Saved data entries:
----

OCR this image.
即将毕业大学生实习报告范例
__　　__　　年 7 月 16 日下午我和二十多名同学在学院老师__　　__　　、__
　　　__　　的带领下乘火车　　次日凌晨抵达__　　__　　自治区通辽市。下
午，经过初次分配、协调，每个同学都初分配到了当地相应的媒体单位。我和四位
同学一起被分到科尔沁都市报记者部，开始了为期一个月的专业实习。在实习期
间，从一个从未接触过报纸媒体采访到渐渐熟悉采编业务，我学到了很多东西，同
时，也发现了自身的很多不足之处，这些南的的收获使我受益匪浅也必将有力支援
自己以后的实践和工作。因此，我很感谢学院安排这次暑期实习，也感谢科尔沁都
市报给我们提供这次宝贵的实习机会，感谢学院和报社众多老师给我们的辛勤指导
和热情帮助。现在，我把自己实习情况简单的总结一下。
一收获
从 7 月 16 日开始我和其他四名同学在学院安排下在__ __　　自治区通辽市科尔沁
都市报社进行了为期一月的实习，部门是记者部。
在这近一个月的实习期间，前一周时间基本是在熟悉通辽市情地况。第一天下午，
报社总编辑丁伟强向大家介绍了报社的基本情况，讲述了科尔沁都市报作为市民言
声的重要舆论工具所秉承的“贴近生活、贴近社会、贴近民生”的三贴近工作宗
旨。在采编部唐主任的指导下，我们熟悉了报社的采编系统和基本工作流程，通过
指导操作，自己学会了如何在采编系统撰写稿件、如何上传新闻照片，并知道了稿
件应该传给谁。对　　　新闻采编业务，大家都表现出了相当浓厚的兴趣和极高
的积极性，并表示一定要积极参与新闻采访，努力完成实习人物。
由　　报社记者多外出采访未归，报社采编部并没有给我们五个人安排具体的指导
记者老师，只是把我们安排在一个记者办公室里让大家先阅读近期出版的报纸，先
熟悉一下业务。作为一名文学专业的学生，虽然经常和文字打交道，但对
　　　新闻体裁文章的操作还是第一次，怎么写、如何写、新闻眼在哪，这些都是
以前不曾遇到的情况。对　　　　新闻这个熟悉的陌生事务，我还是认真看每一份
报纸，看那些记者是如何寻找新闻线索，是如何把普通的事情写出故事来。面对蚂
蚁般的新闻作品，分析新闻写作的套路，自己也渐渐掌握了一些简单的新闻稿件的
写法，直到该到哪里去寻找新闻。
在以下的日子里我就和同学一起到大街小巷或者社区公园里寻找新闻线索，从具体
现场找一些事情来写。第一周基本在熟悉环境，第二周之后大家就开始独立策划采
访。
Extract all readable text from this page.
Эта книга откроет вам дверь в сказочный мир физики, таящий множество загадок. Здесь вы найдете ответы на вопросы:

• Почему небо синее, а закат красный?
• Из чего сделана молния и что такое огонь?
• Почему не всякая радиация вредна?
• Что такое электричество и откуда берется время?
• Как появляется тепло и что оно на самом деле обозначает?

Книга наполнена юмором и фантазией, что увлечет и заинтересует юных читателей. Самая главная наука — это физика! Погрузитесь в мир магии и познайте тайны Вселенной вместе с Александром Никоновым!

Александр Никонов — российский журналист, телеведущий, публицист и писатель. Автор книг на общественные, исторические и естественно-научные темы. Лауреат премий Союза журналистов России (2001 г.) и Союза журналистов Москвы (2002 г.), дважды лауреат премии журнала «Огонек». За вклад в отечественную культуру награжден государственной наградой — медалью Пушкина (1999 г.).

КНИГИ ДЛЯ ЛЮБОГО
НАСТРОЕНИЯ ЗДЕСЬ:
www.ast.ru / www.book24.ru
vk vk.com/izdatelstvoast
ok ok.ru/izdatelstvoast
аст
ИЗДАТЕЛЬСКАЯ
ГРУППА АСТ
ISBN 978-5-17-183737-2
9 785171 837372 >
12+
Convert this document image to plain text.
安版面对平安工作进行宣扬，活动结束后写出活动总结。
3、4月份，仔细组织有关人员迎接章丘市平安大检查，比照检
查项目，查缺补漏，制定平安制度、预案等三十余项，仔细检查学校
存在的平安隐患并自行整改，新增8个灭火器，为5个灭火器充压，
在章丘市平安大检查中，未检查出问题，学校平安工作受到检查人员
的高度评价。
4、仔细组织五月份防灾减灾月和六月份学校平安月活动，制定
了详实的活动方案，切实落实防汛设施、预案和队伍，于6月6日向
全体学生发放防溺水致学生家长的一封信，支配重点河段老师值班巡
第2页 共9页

----

**Aim of the task**
Copy out the whole listing exactly.

**Solution to the problem**
OCR this image.
即将毕业大学生实习报告范例
__　　__　　年 7 月 16 日下午我和二十多名同学在学院老师__　　__　　、__
　　　__　　的带领下乘火车　　次日凌晨抵达__　　__　　自治区通辽市。下
午，经过初次分配、协调，每个同学都初分配到了当地相应的媒体单位。我和四位
同学一起被分到科尔沁都市报记者部，开始了为期一个月的专业实习。在实习期
间，从一个从未接触过报纸媒体采访到渐渐熟悉采编业务，我学到了很多东西，同
时，也发现了自身的很多不足之处，这些南的的收获使我受益匪浅也必将有力支援
自己以后的实践和工作。因此，我很感谢学院安排这次暑期实习，也感谢科尔沁都
市报给我们提供这次宝贵的实习机会，感谢学院和报社众多老师给我们的辛勤指导
和热情帮助。现在，我把自己实习情况简单的总结一下。
一收获
从 7 月 16 日开始我和其他四名同学在学院安排下在__ __　　自治区通辽市科尔沁
都市报社进行了为期一月的实习，部门是记者部。
在这近一个月的实习期间，前一周时间基本是在熟悉通辽市情地况。第一天下午，
报社总编辑丁伟强向大家介绍了报社的基本情况，讲述了科尔沁都市报作为市民言
声的重要舆论工具所秉承的“贴近生活、贴近社会、贴近民生”的三贴近工作宗
旨。在采编部唐主任的指导下，我们熟悉了报社的采编系统和基本工作流程，通过
指导操作，自己学会了如何在采编系统撰写稿件、如何上传新闻照片，并知道了稿
件应该传给谁。对　　　新闻采编业务，大家都表现出了相当浓厚的兴趣和极高
的积极性，并表示一定要积极参与新闻采访，努力完成实习人物。
由　　报社记者多外出采访未归，报社采编部并没有给我们五个人安排具体的指导
记者老师，只是把我们安排在一个记者办公室里让大家先阅读近期出版的报纸，先
熟悉一下业务。作为一名文学专业的学生，虽然经常和文字打交道，但对
　　　新闻体裁文章的操作还是第一次，怎么写、如何写、新闻眼在哪，这些都是
以前不曾遇到的情况。对　　　　新闻这个熟悉的陌生事务，我还是认真看每一份
报纸，看那些记者是如何寻找新闻线索，是如何把普通的事情写出故事来。面对蚂
蚁般的新闻作品，分析新闻写作的套路，自己也渐渐掌握了一些简单的新闻稿件的
写法，直到该到哪里去寻找新闻。
在以下的日子里我就和同学一起到大街小巷或者社区公园里寻找新闻线索，从具体
现场找一些事情来写。第一周基本在熟悉环境，第二周之后大家就开始独立策划采
访。
Extract all readable text from this page.
Эта книга откроет вам дверь в сказочный мир физики, таящий множество загадок. Здесь вы найдете ответы на вопросы:

• Почему небо синее, а закат красный?
• Из чего сделана молния и что такое огонь?
• Почему не всякая радиация вредна?
• Что такое электричество и откуда берется время?
• Как появляется тепло и что оно на самом деле обозначает?

Книга наполнена юмором и фантазией, что увлечет и заинтересует юных читателей. Самая главная наука — это физика! Погрузитесь в мир магии и познайте тайны Вселенной вместе с Александром Никоновым!

Александр Никонов — российский журналист, телеведущий, публицист и писатель. Автор книг на общественные, исторические и естественно-научные темы. Лауреат премий Союза журналистов России (2001 г.) и Союза журналистов Москвы (2002 г.), дважды лауреат премии журнала «Огонек». За вклад в отечественную культуру награжден государственной наградой — медалью Пушкина (1999 г.).

КНИГИ ДЛЯ ЛЮБОГО
НАСТРОЕНИЯ ЗДЕСЬ:
www.ast.ru / www.book24.ru
vk vk.com/izdatelstvoast
ok ok.ru/izdatelstvoast
аст
ИЗДАТЕЛЬСКАЯ
ГРУППА АСТ
ISBN 978-5-17-183737-2
9 785171 837372 >
12+
Convert this document image to plain text.
安版面对平安工作进行宣扬，活动结束后写出活动总结。
3、4月份，仔细组织有关人员迎接章丘市平安大检查，比照检
查项目，查缺补漏，制定平安制度、预案等三十余项，仔细检查学校
存在的平安隐患并自行整改，新增8个灭火器，为5个灭火器充压，
在章丘市平安大检查中，未检查出问题，学校平安工作受到检查人员
的高度评价。
4、仔细组织五月份防灾减灾月和六月份学校平安月活动，制定
了详实的活动方案，切实落实防汛设施、预案和队伍，于6月6日向
全体学生发放防溺水致学生家长的一封信，支配重点河段老师值班巡
第2页 共9页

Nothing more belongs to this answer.